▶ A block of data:
════

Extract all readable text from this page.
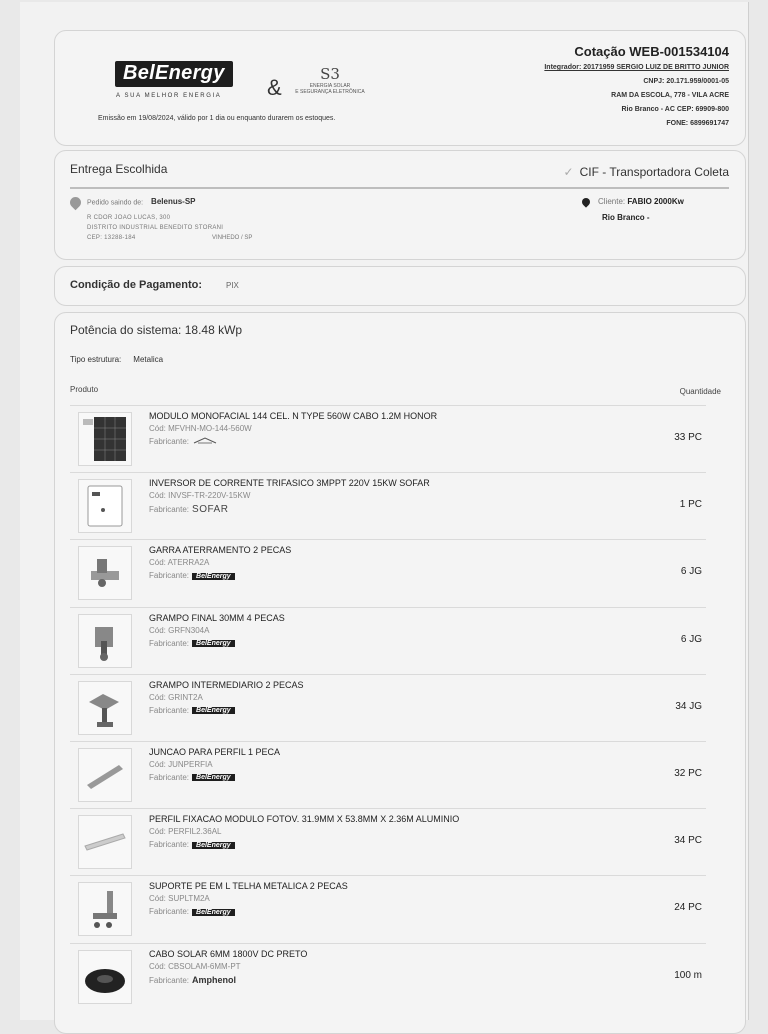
BelEnergy
A SUA MELHOR ENERGIA &
S3
ENERGIA SOLAR
E SEGURANÇA ELETRÔNICA
Emissão em 19/08/2024, válido por 1 dia ou enquanto durarem os estoques.
Cotação WEB-001534104
Integrador: 20171959 SERGIO LUIZ DE BRITTO JUNIOR
CNPJ: 20.171.959/0001-05
RAM DA ESCOLA, 778 - VILA ACRE
Rio Branco - AC CEP: 69909-800
FONE: 6899691747
Entrega Escolhida	✓ CIF - Transportadora Coleta
Pedido saindo de: Belenus-SP
R CDOR JOAO LUCAS, 300
DISTRITO INDUSTRIAL BENEDITO STORANI
CEP: 13288-184	VINHEDO / SP
Cliente: FABIO 2000Kw
Rio Branco -
Condição de Pagamento:	PIX
Potência do sistema: 18.48 kWp
Tipo estrutura: Metalica
Produto	Quantidade
MODULO MONOFACIAL 144 CEL. N TYPE 560W CABO 1.2M HONOR
Cód: MFVHN-MO-144-560W
Fabricante:	33 PC
INVERSOR DE CORRENTE TRIFASICO 3MPPT 220V 15KW SOFAR
Cód: INVSF-TR-220V-15KW
Fabricante: SOFAR	1 PC
GARRA ATERRAMENTO 2 PECAS
Cód: ATERRA2A
Fabricante: BelEnergy	6 JG
GRAMPO FINAL 30MM 4 PECAS
Cód: GRFN304A
Fabricante: BelEnergy	6 JG
GRAMPO INTERMEDIARIO 2 PECAS
Cód: GRINT2A
Fabricante: BelEnergy	34 JG
JUNCAO PARA PERFIL 1 PECA
Cód: JUNPERFIA
Fabricante: BelEnergy	32 PC
PERFIL FIXACAO MODULO FOTOV. 31.9MM X 53.8MM X 2.36M ALUMINIO
Cód: PERFIL2.36AL
Fabricante: BelEnergy	34 PC
SUPORTE PE EM L TELHA METALICA 2 PECAS
Cód: SUPLTM2A
Fabricante: BelEnergy	24 PC
CABO SOLAR 6MM 1800V DC PRETO
Cód: CBSOLAM-6MM-PT
Fabricante: Amphenol	100 m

════

▶ Your instructions: Copy every record above exactly, leaving out any pictures.

▶ Worked solution:
Extract all readable text from this page.
BelEnergy
A SUA MELHOR ENERGIA &
S3
ENERGIA SOLAR
E SEGURANÇA ELETRÔNICA
Emissão em 19/08/2024, válido por 1 dia ou enquanto durarem os estoques.
Cotação WEB-001534104
Integrador: 20171959 SERGIO LUIZ DE BRITTO JUNIOR
CNPJ: 20.171.959/0001-05
RAM DA ESCOLA, 778 - VILA ACRE
Rio Branco - AC CEP: 69909-800
FONE: 6899691747
Entrega Escolhida	✓ CIF - Transportadora Coleta
Pedido saindo de: Belenus-SP
R CDOR JOAO LUCAS, 300
DISTRITO INDUSTRIAL BENEDITO STORANI
CEP: 13288-184	VINHEDO / SP
Cliente: FABIO 2000Kw
Rio Branco -
Condição de Pagamento:	PIX
Potência do sistema: 18.48 kWp
Tipo estrutura: Metalica
Produto	Quantidade
MODULO MONOFACIAL 144 CEL. N TYPE 560W CABO 1.2M HONOR
Cód: MFVHN-MO-144-560W
Fabricante:	33 PC
INVERSOR DE CORRENTE TRIFASICO 3MPPT 220V 15KW SOFAR
Cód: INVSF-TR-220V-15KW
Fabricante: SOFAR	1 PC
GARRA ATERRAMENTO 2 PECAS
Cód: ATERRA2A
Fabricante: BelEnergy	6 JG
GRAMPO FINAL 30MM 4 PECAS
Cód: GRFN304A
Fabricante: BelEnergy	6 JG
GRAMPO INTERMEDIARIO 2 PECAS
Cód: GRINT2A
Fabricante: BelEnergy	34 JG
JUNCAO PARA PERFIL 1 PECA
Cód: JUNPERFIA
Fabricante: BelEnergy	32 PC
PERFIL FIXACAO MODULO FOTOV. 31.9MM X 53.8MM X 2.36M ALUMINIO
Cód: PERFIL2.36AL
Fabricante: BelEnergy	34 PC
SUPORTE PE EM L TELHA METALICA 2 PECAS
Cód: SUPLTM2A
Fabricante: BelEnergy	24 PC
CABO SOLAR 6MM 1800V DC PRETO
Cód: CBSOLAM-6MM-PT
Fabricante: Amphenol	100 m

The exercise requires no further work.